## Requirement:
Reproduce the material verbatim, starting from its first line and ending with the line that contains "- switch-user-notice: Switch", including that line. Copy nothing beyond it.

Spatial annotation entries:
==*==

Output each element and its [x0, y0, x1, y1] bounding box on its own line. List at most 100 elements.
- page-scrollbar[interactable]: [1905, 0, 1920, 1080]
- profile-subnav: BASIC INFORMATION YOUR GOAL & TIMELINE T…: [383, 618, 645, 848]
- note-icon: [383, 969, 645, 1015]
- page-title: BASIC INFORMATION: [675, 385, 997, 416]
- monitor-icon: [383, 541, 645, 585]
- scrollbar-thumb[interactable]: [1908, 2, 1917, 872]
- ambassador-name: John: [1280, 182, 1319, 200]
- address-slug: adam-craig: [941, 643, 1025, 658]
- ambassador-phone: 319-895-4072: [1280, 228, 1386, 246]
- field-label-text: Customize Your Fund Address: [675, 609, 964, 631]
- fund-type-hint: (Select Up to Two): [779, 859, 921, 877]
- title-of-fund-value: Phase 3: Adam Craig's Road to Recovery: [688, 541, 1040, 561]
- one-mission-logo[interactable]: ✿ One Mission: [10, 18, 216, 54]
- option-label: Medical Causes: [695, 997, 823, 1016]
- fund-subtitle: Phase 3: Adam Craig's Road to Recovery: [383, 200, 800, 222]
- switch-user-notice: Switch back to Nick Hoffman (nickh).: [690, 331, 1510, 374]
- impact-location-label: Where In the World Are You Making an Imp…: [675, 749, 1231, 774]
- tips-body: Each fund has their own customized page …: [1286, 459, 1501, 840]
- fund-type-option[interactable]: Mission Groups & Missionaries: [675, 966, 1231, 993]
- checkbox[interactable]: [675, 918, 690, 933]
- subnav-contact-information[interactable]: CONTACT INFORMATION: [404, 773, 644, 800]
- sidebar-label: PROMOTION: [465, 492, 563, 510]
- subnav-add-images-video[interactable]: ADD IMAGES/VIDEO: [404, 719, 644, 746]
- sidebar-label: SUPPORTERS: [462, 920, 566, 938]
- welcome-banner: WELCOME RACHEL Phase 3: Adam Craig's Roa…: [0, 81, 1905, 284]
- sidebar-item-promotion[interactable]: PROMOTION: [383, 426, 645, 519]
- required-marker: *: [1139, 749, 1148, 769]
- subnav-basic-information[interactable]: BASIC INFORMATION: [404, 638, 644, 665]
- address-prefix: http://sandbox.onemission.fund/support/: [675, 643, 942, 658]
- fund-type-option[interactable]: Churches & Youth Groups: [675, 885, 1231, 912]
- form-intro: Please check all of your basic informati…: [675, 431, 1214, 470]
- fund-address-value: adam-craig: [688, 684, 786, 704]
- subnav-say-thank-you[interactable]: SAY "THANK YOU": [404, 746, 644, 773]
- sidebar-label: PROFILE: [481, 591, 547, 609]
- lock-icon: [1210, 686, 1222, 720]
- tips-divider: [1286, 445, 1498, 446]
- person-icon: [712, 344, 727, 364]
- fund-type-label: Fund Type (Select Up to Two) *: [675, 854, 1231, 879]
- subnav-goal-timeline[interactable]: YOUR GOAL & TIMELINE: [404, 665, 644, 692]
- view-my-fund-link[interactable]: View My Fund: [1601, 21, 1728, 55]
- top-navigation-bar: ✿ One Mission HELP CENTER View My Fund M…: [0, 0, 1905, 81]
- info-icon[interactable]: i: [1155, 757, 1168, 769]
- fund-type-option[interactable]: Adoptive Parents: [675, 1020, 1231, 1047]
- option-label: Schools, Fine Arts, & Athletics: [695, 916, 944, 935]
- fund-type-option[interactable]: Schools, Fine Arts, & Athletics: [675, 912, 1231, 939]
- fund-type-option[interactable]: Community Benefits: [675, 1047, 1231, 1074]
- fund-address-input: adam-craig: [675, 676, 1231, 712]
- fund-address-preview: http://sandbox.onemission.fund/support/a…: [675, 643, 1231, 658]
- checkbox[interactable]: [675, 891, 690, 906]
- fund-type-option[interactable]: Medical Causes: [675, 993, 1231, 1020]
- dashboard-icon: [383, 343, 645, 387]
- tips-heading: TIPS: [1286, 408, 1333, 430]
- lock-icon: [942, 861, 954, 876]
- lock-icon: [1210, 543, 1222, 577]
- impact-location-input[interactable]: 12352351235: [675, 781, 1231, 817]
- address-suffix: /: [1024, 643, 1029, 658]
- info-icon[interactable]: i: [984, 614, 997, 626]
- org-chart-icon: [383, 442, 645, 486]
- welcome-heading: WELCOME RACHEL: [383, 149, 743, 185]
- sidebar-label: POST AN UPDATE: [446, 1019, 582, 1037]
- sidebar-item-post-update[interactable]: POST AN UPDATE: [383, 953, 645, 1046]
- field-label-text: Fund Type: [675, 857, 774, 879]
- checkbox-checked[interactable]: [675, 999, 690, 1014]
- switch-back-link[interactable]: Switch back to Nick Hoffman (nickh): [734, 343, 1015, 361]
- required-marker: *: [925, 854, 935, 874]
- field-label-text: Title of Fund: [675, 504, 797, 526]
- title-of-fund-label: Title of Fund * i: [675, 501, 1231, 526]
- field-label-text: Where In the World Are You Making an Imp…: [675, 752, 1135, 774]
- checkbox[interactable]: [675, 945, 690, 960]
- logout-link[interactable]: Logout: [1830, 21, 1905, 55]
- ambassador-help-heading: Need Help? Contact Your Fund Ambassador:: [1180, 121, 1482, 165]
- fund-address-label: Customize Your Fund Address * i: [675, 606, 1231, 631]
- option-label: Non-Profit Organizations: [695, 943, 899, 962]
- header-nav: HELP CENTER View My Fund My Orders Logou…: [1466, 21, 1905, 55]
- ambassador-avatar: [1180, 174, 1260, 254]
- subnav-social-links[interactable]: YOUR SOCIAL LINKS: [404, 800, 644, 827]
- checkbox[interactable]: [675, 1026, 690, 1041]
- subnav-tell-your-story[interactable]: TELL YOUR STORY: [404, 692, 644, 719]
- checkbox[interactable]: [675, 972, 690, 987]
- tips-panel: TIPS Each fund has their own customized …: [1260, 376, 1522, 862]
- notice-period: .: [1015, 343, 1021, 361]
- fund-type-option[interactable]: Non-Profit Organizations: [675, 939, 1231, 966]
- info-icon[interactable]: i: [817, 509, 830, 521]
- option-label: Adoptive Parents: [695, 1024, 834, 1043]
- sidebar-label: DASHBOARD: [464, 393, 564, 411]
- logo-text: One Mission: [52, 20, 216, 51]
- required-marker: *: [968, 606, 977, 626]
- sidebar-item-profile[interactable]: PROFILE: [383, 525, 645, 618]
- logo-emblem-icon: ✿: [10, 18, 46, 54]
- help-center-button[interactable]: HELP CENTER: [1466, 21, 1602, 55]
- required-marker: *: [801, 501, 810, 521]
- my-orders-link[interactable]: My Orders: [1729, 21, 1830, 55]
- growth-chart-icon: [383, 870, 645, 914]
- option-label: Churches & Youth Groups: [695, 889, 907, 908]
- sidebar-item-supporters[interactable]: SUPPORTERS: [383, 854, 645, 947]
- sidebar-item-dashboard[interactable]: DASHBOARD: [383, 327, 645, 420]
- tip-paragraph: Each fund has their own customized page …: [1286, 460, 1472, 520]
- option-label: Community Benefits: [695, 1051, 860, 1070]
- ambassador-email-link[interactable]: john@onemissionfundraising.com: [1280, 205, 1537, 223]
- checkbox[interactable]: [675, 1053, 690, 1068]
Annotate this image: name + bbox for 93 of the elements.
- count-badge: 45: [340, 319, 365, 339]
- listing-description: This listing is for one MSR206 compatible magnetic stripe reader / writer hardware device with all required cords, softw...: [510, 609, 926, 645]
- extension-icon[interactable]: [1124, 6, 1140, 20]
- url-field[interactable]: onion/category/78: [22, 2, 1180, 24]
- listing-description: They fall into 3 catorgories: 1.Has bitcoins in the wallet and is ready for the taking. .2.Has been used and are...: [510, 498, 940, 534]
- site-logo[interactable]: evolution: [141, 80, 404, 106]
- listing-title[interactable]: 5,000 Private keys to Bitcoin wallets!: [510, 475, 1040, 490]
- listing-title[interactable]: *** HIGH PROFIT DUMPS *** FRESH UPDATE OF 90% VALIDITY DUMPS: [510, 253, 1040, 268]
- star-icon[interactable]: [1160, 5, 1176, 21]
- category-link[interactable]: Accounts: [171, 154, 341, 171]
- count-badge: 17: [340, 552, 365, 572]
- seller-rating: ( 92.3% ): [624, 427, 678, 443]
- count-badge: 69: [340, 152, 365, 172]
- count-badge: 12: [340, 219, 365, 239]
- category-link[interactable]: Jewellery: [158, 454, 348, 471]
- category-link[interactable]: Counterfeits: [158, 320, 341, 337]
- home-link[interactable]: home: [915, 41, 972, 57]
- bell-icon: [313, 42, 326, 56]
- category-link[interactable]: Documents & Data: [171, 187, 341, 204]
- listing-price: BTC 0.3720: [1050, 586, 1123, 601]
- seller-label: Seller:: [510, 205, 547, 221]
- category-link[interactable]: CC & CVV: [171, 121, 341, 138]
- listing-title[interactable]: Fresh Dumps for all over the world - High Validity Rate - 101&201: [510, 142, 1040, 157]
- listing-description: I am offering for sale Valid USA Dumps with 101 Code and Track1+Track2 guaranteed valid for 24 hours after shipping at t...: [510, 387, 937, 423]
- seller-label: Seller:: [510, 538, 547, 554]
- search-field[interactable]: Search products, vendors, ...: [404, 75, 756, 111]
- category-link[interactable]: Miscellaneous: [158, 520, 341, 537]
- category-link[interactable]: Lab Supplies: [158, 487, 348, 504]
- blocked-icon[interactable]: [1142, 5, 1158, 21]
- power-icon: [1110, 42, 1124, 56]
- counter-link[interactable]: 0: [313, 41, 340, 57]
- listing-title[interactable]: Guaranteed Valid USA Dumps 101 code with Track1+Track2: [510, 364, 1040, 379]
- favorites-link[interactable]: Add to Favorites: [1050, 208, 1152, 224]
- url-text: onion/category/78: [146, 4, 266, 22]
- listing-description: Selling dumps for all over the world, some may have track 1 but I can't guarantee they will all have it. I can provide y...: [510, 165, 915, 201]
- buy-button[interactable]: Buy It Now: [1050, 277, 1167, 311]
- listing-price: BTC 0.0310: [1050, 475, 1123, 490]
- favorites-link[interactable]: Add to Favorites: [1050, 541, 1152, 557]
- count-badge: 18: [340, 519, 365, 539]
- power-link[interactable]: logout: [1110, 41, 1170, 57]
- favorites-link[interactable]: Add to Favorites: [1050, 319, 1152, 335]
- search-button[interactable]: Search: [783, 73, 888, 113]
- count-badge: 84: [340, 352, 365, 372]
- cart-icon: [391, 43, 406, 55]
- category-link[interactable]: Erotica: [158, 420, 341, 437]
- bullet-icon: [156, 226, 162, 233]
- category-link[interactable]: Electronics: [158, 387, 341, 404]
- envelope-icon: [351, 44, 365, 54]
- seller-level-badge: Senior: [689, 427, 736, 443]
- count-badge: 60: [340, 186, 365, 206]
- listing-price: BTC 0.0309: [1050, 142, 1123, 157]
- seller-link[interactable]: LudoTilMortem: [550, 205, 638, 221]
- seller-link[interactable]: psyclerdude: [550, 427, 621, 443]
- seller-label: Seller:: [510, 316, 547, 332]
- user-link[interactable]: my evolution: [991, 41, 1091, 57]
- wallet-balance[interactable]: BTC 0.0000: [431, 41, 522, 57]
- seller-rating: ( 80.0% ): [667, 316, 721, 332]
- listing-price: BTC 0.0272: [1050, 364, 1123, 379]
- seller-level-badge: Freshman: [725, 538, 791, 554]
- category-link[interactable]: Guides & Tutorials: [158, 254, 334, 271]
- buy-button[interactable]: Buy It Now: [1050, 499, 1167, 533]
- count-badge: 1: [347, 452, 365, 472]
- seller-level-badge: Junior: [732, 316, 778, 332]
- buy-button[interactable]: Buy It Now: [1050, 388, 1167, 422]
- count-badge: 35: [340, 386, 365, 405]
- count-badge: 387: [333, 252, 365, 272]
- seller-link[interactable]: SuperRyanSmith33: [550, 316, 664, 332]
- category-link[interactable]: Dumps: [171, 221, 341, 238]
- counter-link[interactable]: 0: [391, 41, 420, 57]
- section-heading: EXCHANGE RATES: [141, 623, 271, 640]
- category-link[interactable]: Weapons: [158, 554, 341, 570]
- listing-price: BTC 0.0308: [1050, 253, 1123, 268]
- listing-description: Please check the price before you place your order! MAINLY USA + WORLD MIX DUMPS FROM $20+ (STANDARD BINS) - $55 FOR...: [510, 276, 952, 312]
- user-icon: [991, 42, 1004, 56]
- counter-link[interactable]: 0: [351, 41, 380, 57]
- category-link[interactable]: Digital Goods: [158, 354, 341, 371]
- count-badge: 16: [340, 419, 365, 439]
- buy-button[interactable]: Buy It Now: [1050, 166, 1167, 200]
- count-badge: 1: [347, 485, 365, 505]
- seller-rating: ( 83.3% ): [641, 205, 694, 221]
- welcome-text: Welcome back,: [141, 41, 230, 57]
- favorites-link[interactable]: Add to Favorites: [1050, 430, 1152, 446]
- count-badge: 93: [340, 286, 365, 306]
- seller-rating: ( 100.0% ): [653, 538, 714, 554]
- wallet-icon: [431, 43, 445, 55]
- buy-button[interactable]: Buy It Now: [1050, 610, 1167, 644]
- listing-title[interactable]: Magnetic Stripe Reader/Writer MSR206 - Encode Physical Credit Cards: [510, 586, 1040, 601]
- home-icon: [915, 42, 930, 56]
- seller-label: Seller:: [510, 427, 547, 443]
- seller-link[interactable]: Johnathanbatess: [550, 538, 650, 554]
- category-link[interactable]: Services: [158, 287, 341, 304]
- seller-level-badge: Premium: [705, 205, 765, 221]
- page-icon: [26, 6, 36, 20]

==*==

## Full response:
Output each element and its [x0, y0, x1, y1] bounding box on its own line. List at most 100 elements.
- page-scrollbar[interactable]: [1905, 0, 1920, 1080]
- profile-subnav: BASIC INFORMATION YOUR GOAL & TIMELINE T…: [383, 618, 645, 848]
- note-icon: [383, 969, 645, 1015]
- page-title: BASIC INFORMATION: [675, 385, 997, 416]
- monitor-icon: [383, 541, 645, 585]
- scrollbar-thumb[interactable]: [1908, 2, 1917, 872]
- ambassador-name: John: [1280, 182, 1319, 200]
- address-slug: adam-craig: [941, 643, 1025, 658]
- ambassador-phone: 319-895-4072: [1280, 228, 1386, 246]
- field-label-text: Customize Your Fund Address: [675, 609, 964, 631]
- fund-type-hint: (Select Up to Two): [779, 859, 921, 877]
- title-of-fund-value: Phase 3: Adam Craig's Road to Recovery: [688, 541, 1040, 561]
- one-mission-logo[interactable]: ✿ One Mission: [10, 18, 216, 54]
- option-label: Medical Causes: [695, 997, 823, 1016]
- fund-subtitle: Phase 3: Adam Craig's Road to Recovery: [383, 200, 800, 222]
- switch-user-notice: Switch back to Nick Hoffman (nickh).: [690, 331, 1510, 374]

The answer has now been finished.